- **Your goal**
Set down the full listing exactly as given. Any pictures are to be left out.

- **Given data**
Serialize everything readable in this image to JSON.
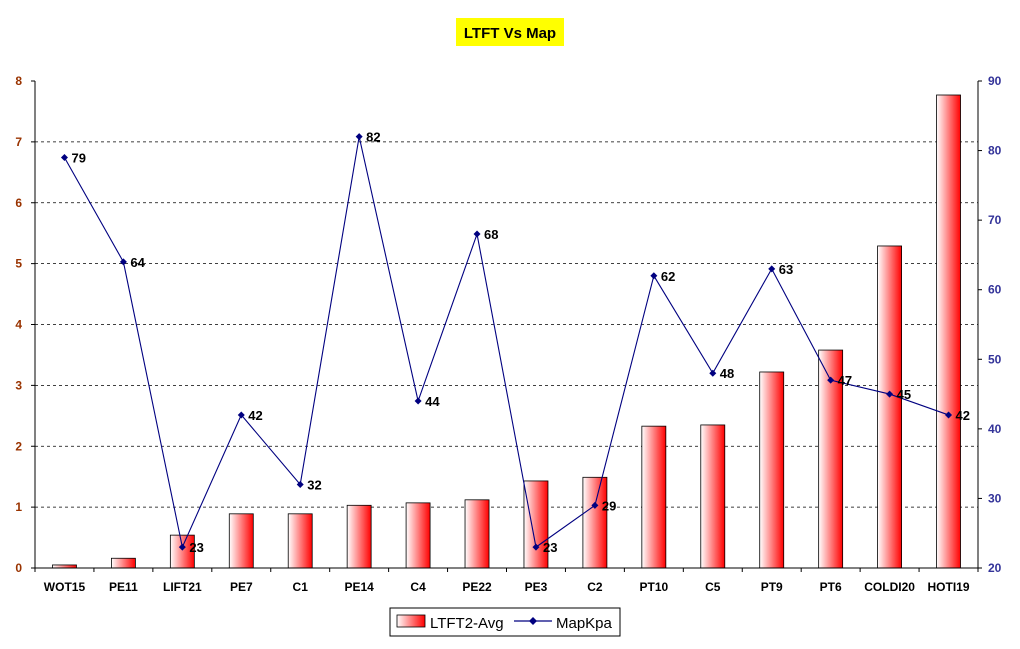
{
  "chart_data": {
    "type": "bar",
    "title": "LTFT Vs Map",
    "categories": [
      "WOT15",
      "PE11",
      "LIFT21",
      "PE7",
      "C1",
      "PE14",
      "C4",
      "PE22",
      "PE3",
      "C2",
      "PT10",
      "C5",
      "PT9",
      "PT6",
      "COLDI20",
      "HOTI19"
    ],
    "series": [
      {
        "name": "LTFT2-Avg",
        "type": "bar",
        "axis": "left",
        "values": [
          0.05,
          0.16,
          0.54,
          0.89,
          0.89,
          1.03,
          1.07,
          1.12,
          1.43,
          1.49,
          2.33,
          2.35,
          3.22,
          3.58,
          5.29,
          7.77
        ]
      },
      {
        "name": "MapKpa",
        "type": "line",
        "axis": "right",
        "values": [
          79,
          64,
          23,
          42,
          32,
          82,
          44,
          68,
          23,
          29,
          62,
          48,
          63,
          47,
          45,
          42
        ],
        "labels": [
          "79",
          "64",
          "23",
          "42",
          "32",
          "82",
          "44",
          "68",
          "23",
          "29",
          "62",
          "48",
          "63",
          "47",
          "45",
          "42"
        ]
      }
    ],
    "y_left": {
      "min": 0,
      "max": 8,
      "step": 1,
      "ticks": [
        "0",
        "1",
        "2",
        "3",
        "4",
        "5",
        "6",
        "7",
        "8"
      ]
    },
    "y_right": {
      "min": 20,
      "max": 90,
      "step": 10,
      "ticks": [
        "20",
        "30",
        "40",
        "50",
        "60",
        "70",
        "80",
        "90"
      ]
    },
    "grid": true,
    "legend_position": "bottom",
    "colors": {
      "bar_edge": "#000000",
      "bar_light": "#ffffff",
      "bar_dark": "#ff0000",
      "line": "#000080",
      "left_axis_text": "#993300",
      "right_axis_text": "#333399",
      "title_bg": "#ffff00"
    }
  }
}
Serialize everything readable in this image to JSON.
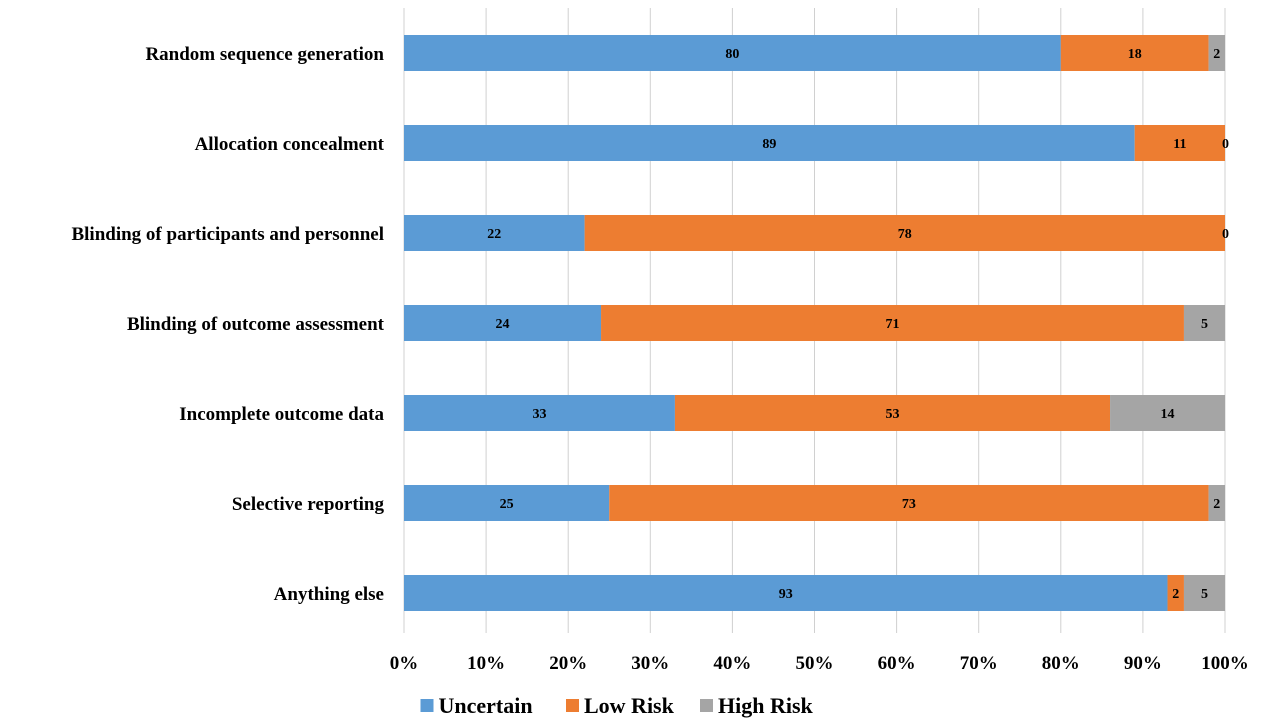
{
  "chart_data": {
    "type": "bar",
    "orientation": "horizontal",
    "stacked": "percent",
    "categories": [
      "Random sequence generation",
      "Allocation concealment",
      "Blinding of participants and personnel",
      "Blinding of outcome assessment",
      "Incomplete outcome data",
      "Selective reporting",
      "Anything else"
    ],
    "series": [
      {
        "name": "Uncertain",
        "color": "#5b9bd5",
        "values": [
          80,
          89,
          22,
          24,
          33,
          25,
          93
        ]
      },
      {
        "name": "Low Risk",
        "color": "#ed7d31",
        "values": [
          18,
          11,
          78,
          71,
          53,
          73,
          2
        ]
      },
      {
        "name": "High Risk",
        "color": "#a5a5a5",
        "values": [
          2,
          0,
          0,
          5,
          14,
          2,
          5
        ]
      }
    ],
    "x_ticks": [
      "0%",
      "10%",
      "20%",
      "30%",
      "40%",
      "50%",
      "60%",
      "70%",
      "80%",
      "90%",
      "100%"
    ],
    "xlim": [
      0,
      100
    ],
    "grid": "vertical",
    "legend_position": "bottom",
    "title": "",
    "xlabel": "",
    "ylabel": ""
  }
}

- **Reply to the task**
Serialize everything readable in this image to JSON.
{
  "chart_data": {
    "type": "bar",
    "title": "LTFT Vs Map",
    "categories": [
      "WOT15",
      "PE11",
      "LIFT21",
      "PE7",
      "C1",
      "PE14",
      "C4",
      "PE22",
      "PE3",
      "C2",
      "PT10",
      "C5",
      "PT9",
      "PT6",
      "COLDI20",
      "HOTI19"
    ],
    "series": [
      {
        "name": "LTFT2-Avg",
        "type": "bar",
        "axis": "left",
        "values": [
          0.05,
          0.16,
          0.54,
          0.89,
          0.89,
          1.03,
          1.07,
          1.12,
          1.43,
          1.49,
          2.33,
          2.35,
          3.22,
          3.58,
          5.29,
          7.77
        ]
      },
      {
        "name": "MapKpa",
        "type": "line",
        "axis": "right",
        "values": [
          79,
          64,
          23,
          42,
          32,
          82,
          44,
          68,
          23,
          29,
          62,
          48,
          63,
          47,
          45,
          42
        ],
        "labels": [
          "79",
          "64",
          "23",
          "42",
          "32",
          "82",
          "44",
          "68",
          "23",
          "29",
          "62",
          "48",
          "63",
          "47",
          "45",
          "42"
        ]
      }
    ],
    "y_left": {
      "min": 0,
      "max": 8,
      "step": 1,
      "ticks": [
        "0",
        "1",
        "2",
        "3",
        "4",
        "5",
        "6",
        "7",
        "8"
      ]
    },
    "y_right": {
      "min": 20,
      "max": 90,
      "step": 10,
      "ticks": [
        "20",
        "30",
        "40",
        "50",
        "60",
        "70",
        "80",
        "90"
      ]
    },
    "grid": true,
    "legend_position": "bottom",
    "colors": {
      "bar_edge": "#000000",
      "bar_light": "#ffffff",
      "bar_dark": "#ff0000",
      "line": "#000080",
      "left_axis_text": "#993300",
      "right_axis_text": "#333399",
      "title_bg": "#ffff00"
    }
  }
}
Serialize everything readable in this image to JSON.
{
  "chart_data": {
    "type": "bar",
    "orientation": "horizontal",
    "stacked": "percent",
    "categories": [
      "Random sequence generation",
      "Allocation concealment",
      "Blinding of participants and personnel",
      "Blinding of outcome assessment",
      "Incomplete outcome data",
      "Selective reporting",
      "Anything else"
    ],
    "series": [
      {
        "name": "Uncertain",
        "color": "#5b9bd5",
        "values": [
          80,
          89,
          22,
          24,
          33,
          25,
          93
        ]
      },
      {
        "name": "Low Risk",
        "color": "#ed7d31",
        "values": [
          18,
          11,
          78,
          71,
          53,
          73,
          2
        ]
      },
      {
        "name": "High Risk",
        "color": "#a5a5a5",
        "values": [
          2,
          0,
          0,
          5,
          14,
          2,
          5
        ]
      }
    ],
    "x_ticks": [
      "0%",
      "10%",
      "20%",
      "30%",
      "40%",
      "50%",
      "60%",
      "70%",
      "80%",
      "90%",
      "100%"
    ],
    "xlim": [
      0,
      100
    ],
    "grid": "vertical",
    "legend_position": "bottom",
    "title": "",
    "xlabel": "",
    "ylabel": ""
  }
}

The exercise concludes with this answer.